SET TASK: In the listing below, pick out lines with "JSON".

··· DATASET ROWS

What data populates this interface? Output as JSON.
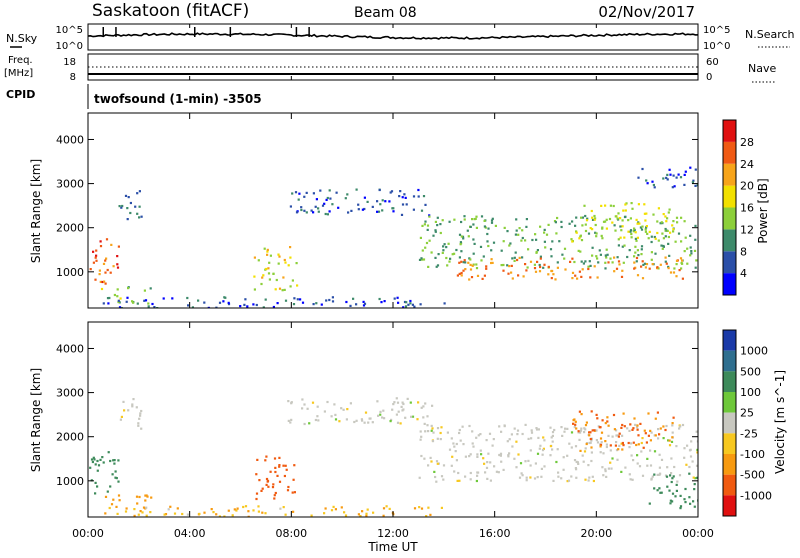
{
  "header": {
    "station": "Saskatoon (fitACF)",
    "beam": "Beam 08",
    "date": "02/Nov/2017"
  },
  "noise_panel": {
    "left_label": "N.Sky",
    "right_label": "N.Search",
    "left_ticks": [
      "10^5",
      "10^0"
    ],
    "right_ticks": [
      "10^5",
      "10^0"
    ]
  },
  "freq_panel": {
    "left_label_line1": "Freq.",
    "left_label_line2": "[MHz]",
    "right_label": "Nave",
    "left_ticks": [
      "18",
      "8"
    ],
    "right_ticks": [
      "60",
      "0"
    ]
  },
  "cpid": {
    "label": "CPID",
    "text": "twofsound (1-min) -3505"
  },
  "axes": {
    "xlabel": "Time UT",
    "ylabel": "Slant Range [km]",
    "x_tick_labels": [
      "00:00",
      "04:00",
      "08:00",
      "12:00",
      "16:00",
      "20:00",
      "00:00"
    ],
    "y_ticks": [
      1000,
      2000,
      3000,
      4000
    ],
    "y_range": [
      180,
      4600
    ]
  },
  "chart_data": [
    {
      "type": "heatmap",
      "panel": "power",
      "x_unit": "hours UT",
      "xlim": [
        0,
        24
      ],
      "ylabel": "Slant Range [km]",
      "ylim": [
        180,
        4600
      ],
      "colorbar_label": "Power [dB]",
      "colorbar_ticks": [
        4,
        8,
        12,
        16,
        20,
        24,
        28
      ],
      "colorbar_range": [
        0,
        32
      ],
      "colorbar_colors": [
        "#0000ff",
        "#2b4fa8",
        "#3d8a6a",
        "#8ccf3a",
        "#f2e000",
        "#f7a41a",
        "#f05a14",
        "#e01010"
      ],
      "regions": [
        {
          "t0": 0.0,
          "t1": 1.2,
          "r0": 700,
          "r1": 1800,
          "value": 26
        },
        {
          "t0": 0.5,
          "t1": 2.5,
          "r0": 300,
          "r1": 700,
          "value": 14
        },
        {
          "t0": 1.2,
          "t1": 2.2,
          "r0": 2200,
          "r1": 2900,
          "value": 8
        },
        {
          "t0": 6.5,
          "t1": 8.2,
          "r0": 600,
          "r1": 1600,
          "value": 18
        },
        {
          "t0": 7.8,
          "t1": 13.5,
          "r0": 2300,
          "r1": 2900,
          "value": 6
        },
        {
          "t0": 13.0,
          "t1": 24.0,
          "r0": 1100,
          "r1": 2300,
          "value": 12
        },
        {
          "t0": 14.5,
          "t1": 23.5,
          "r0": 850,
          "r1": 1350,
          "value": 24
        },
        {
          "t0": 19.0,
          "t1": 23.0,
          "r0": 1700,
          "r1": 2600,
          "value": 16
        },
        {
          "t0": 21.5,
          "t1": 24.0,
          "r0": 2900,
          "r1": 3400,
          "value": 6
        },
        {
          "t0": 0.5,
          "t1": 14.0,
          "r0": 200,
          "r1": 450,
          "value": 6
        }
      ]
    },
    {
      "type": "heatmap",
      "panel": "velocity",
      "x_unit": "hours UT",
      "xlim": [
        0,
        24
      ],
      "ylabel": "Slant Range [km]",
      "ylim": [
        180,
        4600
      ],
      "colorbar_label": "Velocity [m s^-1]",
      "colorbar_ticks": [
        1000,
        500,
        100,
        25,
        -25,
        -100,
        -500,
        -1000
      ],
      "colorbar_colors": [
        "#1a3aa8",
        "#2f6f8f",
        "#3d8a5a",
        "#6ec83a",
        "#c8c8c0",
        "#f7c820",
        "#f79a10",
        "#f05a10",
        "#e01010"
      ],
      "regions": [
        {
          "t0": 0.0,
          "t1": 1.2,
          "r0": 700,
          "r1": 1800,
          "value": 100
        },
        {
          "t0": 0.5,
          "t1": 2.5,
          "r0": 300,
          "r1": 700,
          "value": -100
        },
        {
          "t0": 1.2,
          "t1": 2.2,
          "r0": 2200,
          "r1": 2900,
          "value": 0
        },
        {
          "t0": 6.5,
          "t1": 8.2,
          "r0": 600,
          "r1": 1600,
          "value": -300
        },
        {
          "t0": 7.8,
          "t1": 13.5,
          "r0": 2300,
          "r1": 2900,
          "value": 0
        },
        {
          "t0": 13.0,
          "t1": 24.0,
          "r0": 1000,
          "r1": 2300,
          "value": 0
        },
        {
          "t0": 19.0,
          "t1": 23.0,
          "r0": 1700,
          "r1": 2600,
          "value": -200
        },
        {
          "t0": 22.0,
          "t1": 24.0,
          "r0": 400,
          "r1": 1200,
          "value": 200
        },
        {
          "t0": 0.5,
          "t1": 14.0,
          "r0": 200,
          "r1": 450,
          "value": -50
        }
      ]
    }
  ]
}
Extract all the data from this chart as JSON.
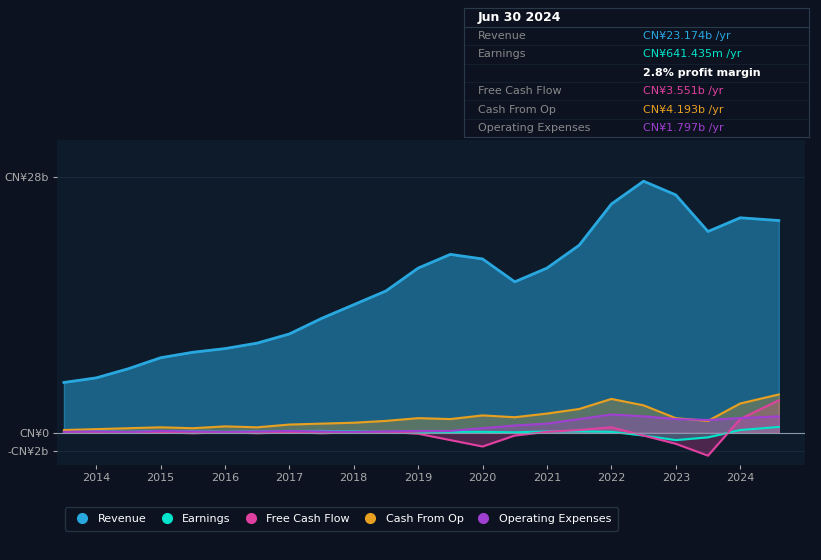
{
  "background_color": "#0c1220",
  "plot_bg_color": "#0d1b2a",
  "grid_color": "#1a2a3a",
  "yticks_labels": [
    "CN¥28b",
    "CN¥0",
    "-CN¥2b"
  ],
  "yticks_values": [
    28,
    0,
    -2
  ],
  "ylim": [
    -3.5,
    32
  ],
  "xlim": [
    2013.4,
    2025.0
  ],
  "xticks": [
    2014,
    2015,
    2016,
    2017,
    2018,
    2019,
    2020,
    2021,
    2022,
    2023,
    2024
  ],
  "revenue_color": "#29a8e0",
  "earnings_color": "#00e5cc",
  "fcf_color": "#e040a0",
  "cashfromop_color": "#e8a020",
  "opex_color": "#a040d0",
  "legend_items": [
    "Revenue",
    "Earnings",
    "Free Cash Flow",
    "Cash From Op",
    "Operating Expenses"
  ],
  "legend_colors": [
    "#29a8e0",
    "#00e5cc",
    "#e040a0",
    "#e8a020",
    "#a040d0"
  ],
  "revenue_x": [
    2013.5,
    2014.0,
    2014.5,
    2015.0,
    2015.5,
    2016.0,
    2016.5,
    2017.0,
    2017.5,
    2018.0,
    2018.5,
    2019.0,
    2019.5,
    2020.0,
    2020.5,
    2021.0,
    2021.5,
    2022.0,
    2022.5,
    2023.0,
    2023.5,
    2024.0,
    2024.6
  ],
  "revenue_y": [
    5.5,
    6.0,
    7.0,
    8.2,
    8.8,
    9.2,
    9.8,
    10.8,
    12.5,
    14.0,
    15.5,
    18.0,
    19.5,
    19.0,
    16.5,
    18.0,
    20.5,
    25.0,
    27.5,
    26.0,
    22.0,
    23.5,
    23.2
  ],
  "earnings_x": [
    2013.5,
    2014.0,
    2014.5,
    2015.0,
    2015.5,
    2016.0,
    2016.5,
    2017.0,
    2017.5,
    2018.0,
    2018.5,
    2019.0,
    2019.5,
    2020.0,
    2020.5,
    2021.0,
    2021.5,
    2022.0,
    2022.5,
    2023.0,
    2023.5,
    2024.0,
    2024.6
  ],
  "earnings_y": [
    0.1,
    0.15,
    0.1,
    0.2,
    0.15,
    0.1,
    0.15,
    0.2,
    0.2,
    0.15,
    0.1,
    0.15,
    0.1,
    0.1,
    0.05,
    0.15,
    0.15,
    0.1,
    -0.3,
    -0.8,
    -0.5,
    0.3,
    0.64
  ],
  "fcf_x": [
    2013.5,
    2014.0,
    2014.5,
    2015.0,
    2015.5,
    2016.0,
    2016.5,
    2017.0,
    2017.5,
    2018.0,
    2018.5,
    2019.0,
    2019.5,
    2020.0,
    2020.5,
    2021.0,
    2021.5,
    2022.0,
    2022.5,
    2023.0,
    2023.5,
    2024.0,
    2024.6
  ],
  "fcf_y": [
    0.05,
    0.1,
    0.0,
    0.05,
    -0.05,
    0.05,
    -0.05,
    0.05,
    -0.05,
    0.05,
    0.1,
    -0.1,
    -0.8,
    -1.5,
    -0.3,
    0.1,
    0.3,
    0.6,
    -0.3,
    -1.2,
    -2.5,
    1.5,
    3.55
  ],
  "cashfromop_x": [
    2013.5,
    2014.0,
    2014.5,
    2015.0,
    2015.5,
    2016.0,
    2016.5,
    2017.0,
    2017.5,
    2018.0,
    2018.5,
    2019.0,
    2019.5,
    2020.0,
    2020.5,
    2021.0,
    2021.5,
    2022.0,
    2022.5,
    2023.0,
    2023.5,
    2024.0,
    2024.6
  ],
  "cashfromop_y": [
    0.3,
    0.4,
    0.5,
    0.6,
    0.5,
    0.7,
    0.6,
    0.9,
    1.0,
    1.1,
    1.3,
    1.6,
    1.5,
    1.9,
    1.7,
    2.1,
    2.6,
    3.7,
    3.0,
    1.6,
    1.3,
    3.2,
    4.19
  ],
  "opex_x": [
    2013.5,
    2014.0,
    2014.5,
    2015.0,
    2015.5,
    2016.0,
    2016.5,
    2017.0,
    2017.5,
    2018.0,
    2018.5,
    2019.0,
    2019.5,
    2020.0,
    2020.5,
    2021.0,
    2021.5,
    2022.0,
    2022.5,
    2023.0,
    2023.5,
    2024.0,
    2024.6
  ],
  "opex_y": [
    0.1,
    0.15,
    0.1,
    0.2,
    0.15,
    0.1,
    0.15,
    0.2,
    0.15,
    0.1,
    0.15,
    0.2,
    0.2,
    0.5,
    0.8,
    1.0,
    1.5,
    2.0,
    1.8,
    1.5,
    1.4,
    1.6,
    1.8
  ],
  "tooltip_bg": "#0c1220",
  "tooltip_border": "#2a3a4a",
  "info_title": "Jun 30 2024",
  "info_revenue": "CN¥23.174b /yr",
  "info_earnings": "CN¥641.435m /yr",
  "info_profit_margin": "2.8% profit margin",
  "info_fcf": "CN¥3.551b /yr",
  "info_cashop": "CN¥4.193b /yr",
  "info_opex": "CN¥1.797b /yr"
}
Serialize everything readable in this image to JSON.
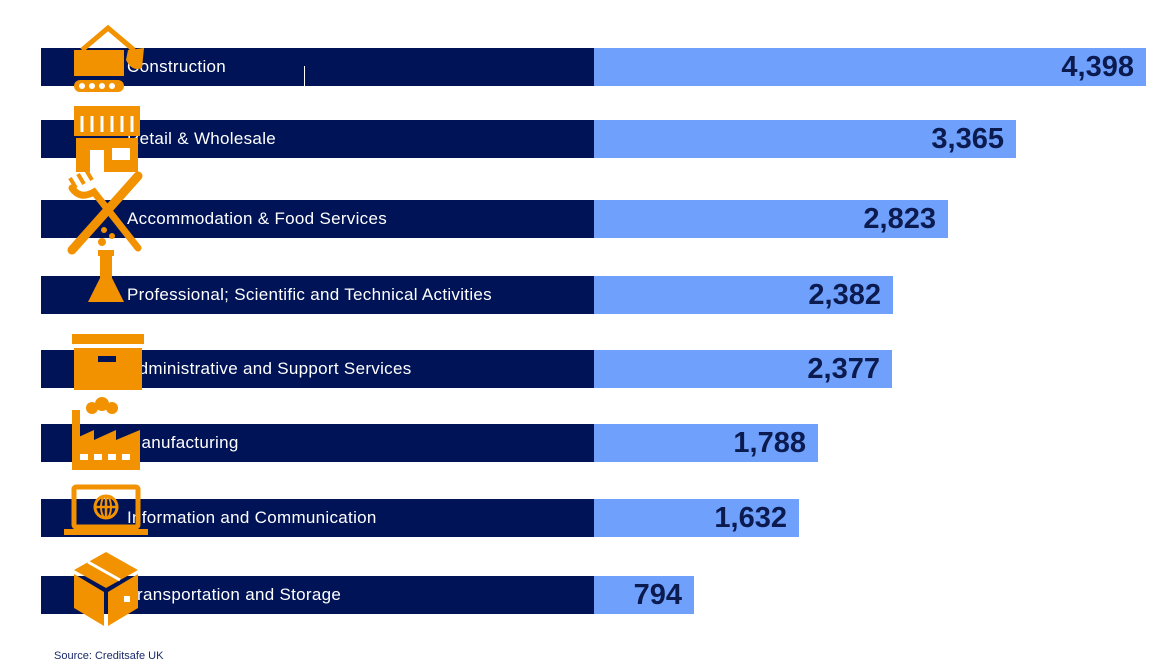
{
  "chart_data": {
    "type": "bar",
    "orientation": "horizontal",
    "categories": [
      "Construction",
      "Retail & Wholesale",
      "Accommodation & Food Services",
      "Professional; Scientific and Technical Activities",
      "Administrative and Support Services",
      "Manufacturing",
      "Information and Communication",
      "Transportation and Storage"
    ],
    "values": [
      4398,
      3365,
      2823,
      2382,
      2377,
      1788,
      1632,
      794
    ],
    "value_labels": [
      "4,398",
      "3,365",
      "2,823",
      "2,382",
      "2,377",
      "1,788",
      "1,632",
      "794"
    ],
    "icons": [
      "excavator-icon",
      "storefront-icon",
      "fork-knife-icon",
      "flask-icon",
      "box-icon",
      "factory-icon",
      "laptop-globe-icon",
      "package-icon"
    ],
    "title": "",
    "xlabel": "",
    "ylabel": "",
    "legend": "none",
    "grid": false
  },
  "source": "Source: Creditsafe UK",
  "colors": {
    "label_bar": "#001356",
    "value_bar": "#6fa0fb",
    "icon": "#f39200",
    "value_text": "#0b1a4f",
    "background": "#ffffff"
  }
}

······

FINISHED EXERCISE:
What data populates this interface? Output as JSON.
Extract all the data from this chart as JSON.
Serialize everything readable in this image to JSON.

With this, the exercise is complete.